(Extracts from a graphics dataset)
————

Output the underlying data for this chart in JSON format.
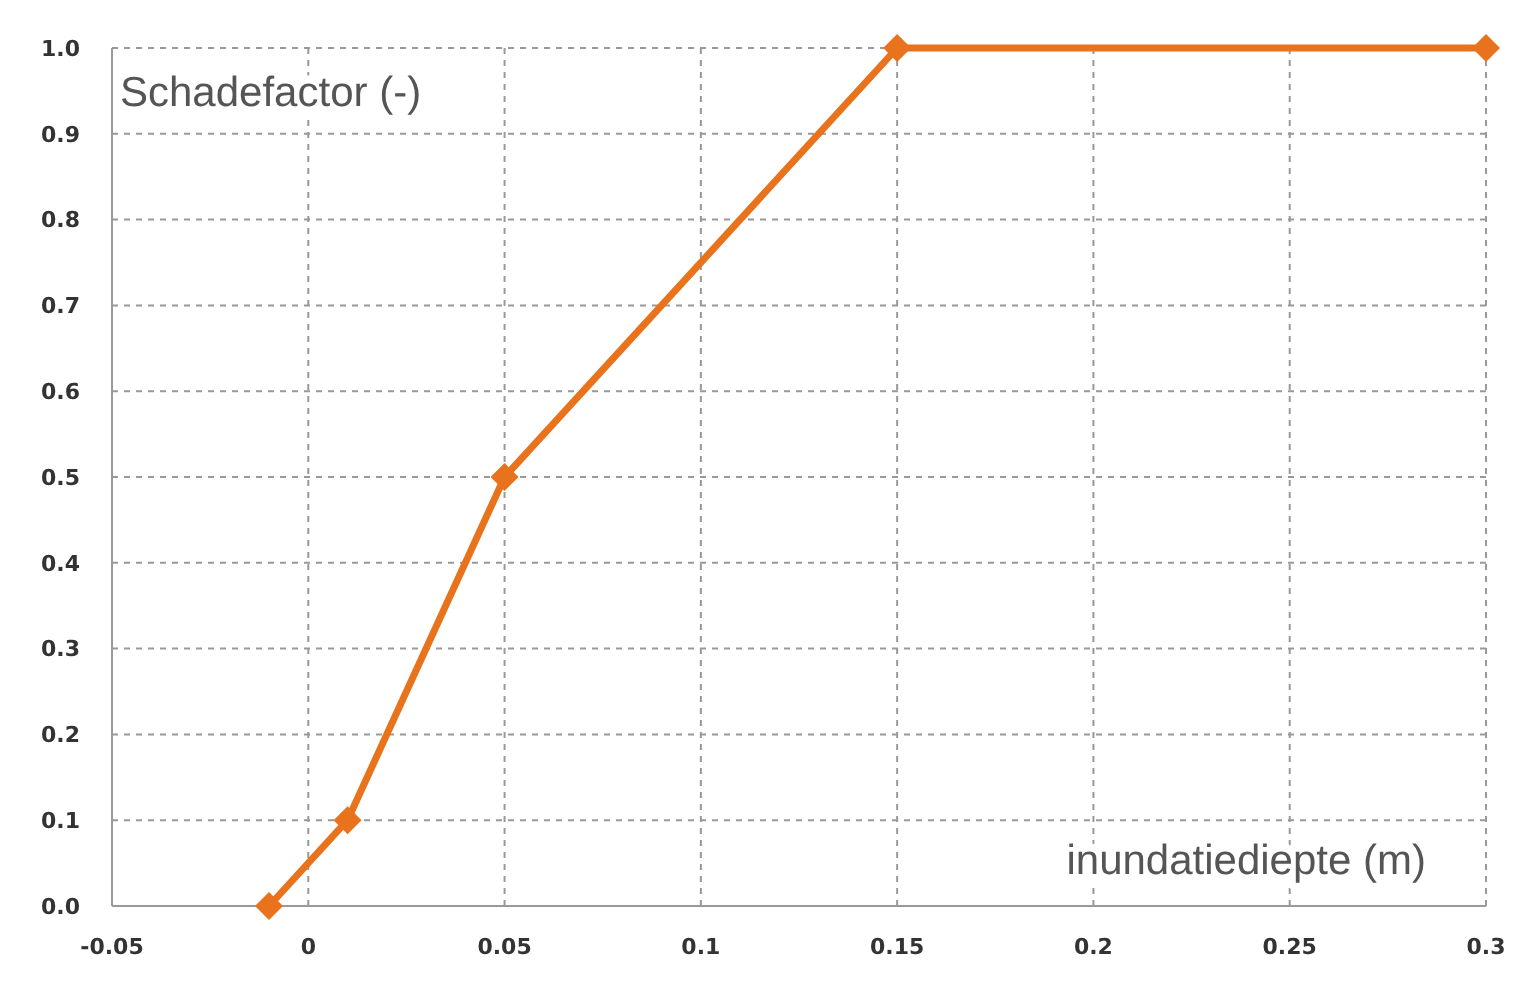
{
  "chart_data": {
    "type": "line",
    "xlabel": "inundatiediepte (m)",
    "ylabel": "Schadefactor (-)",
    "x": [
      -0.01,
      0.01,
      0.05,
      0.15,
      0.3
    ],
    "series": [
      {
        "color": "#e8731c",
        "values": [
          0,
          0.1,
          0.5,
          1.0,
          1.0
        ]
      }
    ],
    "xlim": [
      -0.05,
      0.3
    ],
    "xticks": [
      -0.05,
      0,
      0.05,
      0.1,
      0.15,
      0.2,
      0.25,
      0.3
    ],
    "ylim": [
      0,
      1
    ],
    "yticks": [
      {
        "value": 0,
        "label": "0.0"
      },
      {
        "value": 0.1,
        "label": "0.1"
      },
      {
        "value": 0.2,
        "label": "0.2"
      },
      {
        "value": 0.3,
        "label": "0.3"
      },
      {
        "value": 0.4,
        "label": "0.4"
      },
      {
        "value": 0.5,
        "label": "0.5"
      },
      {
        "value": 0.6,
        "label": "0.6"
      },
      {
        "value": 0.7,
        "label": "0.7"
      },
      {
        "value": 0.8,
        "label": "0.8"
      },
      {
        "value": 0.9,
        "label": "0.9"
      },
      {
        "value": 1,
        "label": "1.0"
      }
    ],
    "grid": true,
    "marker": "diamond",
    "line_style": "solid"
  }
}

————

• **WHAT IS BEING ASKED**
Without the pictures, retype the whole of the material above exactly.

• **TASK SOLUTION**
Output the underlying data for this chart in JSON format.
{
  "chart_data": {
    "type": "line",
    "xlabel": "inundatiediepte (m)",
    "ylabel": "Schadefactor (-)",
    "x": [
      -0.01,
      0.01,
      0.05,
      0.15,
      0.3
    ],
    "series": [
      {
        "color": "#e8731c",
        "values": [
          0,
          0.1,
          0.5,
          1.0,
          1.0
        ]
      }
    ],
    "xlim": [
      -0.05,
      0.3
    ],
    "xticks": [
      -0.05,
      0,
      0.05,
      0.1,
      0.15,
      0.2,
      0.25,
      0.3
    ],
    "ylim": [
      0,
      1
    ],
    "yticks": [
      {
        "value": 0,
        "label": "0.0"
      },
      {
        "value": 0.1,
        "label": "0.1"
      },
      {
        "value": 0.2,
        "label": "0.2"
      },
      {
        "value": 0.3,
        "label": "0.3"
      },
      {
        "value": 0.4,
        "label": "0.4"
      },
      {
        "value": 0.5,
        "label": "0.5"
      },
      {
        "value": 0.6,
        "label": "0.6"
      },
      {
        "value": 0.7,
        "label": "0.7"
      },
      {
        "value": 0.8,
        "label": "0.8"
      },
      {
        "value": 0.9,
        "label": "0.9"
      },
      {
        "value": 1,
        "label": "1.0"
      }
    ],
    "grid": true,
    "marker": "diamond",
    "line_style": "solid"
  }
}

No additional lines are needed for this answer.